■ **REQUIRED WORK**:
Copy, in full, each line of the material that holds the word "intercept".

Records that describe figures:
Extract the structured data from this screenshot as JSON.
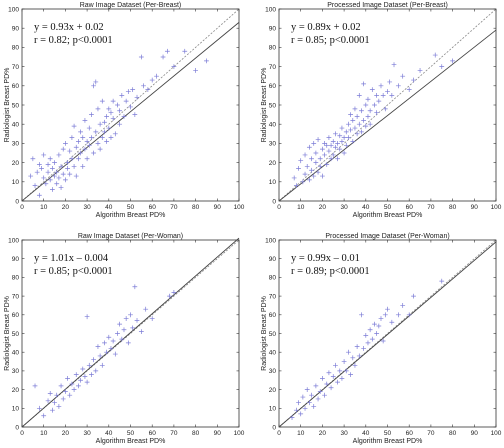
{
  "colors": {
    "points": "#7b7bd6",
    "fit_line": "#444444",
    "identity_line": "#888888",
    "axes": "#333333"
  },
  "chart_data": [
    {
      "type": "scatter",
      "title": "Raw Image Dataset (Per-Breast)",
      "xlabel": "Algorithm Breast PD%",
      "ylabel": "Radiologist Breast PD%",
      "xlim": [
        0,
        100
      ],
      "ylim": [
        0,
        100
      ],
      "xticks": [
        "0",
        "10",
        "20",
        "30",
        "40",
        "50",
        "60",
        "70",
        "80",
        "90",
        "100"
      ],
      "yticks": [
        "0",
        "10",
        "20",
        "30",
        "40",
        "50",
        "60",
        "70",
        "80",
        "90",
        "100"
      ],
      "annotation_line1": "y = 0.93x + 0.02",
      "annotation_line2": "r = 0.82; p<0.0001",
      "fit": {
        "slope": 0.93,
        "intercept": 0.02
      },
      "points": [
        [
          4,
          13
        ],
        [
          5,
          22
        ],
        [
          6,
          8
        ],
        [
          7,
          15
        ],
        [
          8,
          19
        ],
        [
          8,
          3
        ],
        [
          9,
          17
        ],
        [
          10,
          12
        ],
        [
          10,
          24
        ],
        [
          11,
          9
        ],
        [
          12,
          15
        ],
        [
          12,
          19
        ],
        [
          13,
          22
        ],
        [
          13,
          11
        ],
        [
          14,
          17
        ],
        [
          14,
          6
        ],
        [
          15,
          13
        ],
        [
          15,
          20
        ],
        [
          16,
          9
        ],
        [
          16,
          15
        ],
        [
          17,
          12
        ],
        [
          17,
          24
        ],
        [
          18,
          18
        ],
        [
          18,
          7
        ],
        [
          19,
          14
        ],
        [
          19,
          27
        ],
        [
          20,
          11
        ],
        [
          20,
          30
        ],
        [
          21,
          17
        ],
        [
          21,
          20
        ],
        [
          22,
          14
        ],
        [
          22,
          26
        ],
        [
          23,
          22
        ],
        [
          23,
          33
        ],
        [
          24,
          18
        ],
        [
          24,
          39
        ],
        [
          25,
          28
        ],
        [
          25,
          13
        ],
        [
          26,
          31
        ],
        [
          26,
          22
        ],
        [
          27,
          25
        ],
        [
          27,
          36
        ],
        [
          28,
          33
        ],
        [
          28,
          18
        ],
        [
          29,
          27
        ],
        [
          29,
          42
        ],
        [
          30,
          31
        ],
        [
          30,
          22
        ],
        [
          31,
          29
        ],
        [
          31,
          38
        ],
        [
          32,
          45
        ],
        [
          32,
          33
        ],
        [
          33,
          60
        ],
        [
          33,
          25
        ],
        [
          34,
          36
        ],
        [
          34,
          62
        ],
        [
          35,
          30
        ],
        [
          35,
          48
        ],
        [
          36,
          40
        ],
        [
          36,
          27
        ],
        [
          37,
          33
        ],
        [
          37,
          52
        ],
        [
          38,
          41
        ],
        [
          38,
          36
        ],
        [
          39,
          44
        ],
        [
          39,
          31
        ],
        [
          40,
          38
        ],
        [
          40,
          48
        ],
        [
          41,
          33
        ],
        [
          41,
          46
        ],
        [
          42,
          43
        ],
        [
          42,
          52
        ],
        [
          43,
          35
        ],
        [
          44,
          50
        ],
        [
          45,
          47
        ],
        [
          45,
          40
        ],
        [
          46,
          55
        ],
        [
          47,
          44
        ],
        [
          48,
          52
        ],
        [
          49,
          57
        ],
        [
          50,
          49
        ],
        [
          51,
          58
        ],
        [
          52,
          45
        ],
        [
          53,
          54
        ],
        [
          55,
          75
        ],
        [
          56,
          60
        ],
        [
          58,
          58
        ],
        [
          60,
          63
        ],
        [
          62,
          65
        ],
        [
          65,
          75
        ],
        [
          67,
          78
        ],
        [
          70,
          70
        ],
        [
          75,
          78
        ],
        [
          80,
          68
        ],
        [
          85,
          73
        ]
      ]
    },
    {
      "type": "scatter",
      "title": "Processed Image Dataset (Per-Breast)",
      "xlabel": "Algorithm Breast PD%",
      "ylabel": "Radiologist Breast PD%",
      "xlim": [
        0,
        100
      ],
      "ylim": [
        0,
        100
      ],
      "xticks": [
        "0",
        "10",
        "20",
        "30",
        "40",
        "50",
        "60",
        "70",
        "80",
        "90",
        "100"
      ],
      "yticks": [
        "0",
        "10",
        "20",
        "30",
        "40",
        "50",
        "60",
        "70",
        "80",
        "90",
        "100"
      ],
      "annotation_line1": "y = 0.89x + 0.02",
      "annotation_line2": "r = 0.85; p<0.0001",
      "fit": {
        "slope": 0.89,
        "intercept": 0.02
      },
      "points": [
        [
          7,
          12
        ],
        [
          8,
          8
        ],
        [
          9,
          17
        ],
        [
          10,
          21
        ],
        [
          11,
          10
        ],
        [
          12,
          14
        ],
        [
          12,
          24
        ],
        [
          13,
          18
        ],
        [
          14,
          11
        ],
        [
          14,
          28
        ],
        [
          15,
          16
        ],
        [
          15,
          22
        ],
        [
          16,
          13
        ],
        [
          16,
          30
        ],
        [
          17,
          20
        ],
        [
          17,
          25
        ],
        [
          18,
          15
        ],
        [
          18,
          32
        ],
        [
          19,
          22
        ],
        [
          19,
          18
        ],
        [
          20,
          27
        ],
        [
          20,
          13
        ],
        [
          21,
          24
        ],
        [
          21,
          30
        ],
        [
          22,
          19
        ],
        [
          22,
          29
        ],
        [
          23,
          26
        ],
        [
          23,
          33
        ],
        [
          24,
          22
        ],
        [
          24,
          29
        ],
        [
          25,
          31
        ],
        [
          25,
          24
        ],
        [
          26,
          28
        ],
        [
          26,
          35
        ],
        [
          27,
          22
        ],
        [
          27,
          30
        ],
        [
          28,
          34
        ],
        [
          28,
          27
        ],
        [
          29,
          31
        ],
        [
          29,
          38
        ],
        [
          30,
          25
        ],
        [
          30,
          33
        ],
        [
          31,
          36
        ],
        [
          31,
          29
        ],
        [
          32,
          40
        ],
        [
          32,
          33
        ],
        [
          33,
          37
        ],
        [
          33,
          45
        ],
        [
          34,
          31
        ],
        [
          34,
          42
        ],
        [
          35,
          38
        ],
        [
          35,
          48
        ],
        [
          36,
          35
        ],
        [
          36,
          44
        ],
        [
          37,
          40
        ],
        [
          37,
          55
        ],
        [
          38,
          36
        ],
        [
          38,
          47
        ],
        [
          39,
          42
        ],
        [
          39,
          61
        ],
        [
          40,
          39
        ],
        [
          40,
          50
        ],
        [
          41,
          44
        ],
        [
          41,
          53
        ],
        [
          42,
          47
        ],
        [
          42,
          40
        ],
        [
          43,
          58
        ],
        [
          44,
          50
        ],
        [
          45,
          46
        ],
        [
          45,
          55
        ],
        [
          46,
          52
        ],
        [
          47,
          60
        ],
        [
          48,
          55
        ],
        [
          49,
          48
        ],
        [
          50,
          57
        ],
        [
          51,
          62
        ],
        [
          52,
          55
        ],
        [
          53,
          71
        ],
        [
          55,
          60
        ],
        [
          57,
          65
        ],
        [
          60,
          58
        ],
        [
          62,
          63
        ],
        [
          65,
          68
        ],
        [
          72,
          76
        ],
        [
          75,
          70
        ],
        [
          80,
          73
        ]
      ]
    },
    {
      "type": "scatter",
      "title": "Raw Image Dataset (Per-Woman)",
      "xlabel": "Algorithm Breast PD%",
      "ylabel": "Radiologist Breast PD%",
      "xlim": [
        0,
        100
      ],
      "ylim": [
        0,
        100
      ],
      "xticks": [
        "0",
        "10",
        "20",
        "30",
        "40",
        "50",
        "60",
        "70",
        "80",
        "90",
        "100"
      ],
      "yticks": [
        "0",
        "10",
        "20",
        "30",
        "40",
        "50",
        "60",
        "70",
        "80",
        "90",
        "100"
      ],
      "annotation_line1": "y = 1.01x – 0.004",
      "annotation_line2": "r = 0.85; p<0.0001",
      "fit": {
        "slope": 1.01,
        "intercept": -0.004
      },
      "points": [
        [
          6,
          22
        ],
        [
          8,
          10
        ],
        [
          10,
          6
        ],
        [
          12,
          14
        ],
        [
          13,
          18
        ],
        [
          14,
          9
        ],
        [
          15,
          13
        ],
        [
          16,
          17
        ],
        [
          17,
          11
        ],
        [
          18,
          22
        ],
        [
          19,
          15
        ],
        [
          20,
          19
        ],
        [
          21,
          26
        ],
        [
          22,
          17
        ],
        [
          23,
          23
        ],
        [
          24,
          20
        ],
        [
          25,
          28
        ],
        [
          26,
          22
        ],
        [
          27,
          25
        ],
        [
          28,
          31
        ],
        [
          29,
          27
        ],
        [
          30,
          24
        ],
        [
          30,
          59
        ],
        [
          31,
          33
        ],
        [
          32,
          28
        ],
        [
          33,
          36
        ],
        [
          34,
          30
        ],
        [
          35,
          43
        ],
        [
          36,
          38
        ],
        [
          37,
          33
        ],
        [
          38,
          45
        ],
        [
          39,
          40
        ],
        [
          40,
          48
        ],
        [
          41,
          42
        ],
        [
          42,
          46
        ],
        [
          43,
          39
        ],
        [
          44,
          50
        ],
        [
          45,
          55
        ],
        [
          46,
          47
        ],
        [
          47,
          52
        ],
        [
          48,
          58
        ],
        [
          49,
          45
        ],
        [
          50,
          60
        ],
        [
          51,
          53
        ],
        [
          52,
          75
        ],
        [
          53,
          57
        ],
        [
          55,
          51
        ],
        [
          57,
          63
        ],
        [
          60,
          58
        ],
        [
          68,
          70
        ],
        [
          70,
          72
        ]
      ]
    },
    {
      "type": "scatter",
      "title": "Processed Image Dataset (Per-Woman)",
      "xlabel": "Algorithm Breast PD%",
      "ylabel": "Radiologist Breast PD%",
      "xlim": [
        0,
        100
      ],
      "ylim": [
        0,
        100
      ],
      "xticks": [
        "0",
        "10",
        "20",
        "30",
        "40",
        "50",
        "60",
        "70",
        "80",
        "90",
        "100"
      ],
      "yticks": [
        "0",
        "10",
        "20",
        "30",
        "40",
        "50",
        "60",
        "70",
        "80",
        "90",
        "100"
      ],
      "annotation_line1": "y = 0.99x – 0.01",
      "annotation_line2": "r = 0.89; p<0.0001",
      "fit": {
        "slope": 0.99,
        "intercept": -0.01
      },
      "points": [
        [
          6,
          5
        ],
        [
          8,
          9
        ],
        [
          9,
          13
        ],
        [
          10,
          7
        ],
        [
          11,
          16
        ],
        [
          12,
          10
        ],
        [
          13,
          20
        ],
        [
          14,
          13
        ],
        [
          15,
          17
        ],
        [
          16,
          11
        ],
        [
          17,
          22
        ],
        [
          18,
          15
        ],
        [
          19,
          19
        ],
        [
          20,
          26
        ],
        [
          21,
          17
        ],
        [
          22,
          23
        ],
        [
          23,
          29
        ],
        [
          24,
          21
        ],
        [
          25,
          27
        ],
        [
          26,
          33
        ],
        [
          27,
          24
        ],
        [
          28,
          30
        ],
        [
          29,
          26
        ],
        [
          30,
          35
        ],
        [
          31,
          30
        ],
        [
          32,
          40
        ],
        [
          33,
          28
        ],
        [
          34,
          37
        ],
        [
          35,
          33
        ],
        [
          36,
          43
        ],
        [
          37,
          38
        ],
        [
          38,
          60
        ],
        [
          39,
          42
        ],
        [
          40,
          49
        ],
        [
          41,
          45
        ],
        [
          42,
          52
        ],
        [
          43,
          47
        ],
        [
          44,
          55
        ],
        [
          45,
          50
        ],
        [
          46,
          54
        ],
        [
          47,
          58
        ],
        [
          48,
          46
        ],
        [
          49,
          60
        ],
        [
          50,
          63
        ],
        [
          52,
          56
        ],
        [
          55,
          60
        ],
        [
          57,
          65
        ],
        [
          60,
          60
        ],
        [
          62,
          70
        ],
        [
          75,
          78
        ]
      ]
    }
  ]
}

■ **ANSWER FOR THE TASK**:
        "intercept": 0.02
        "intercept": 0.02
        "intercept": -0.004
        "intercept": -0.01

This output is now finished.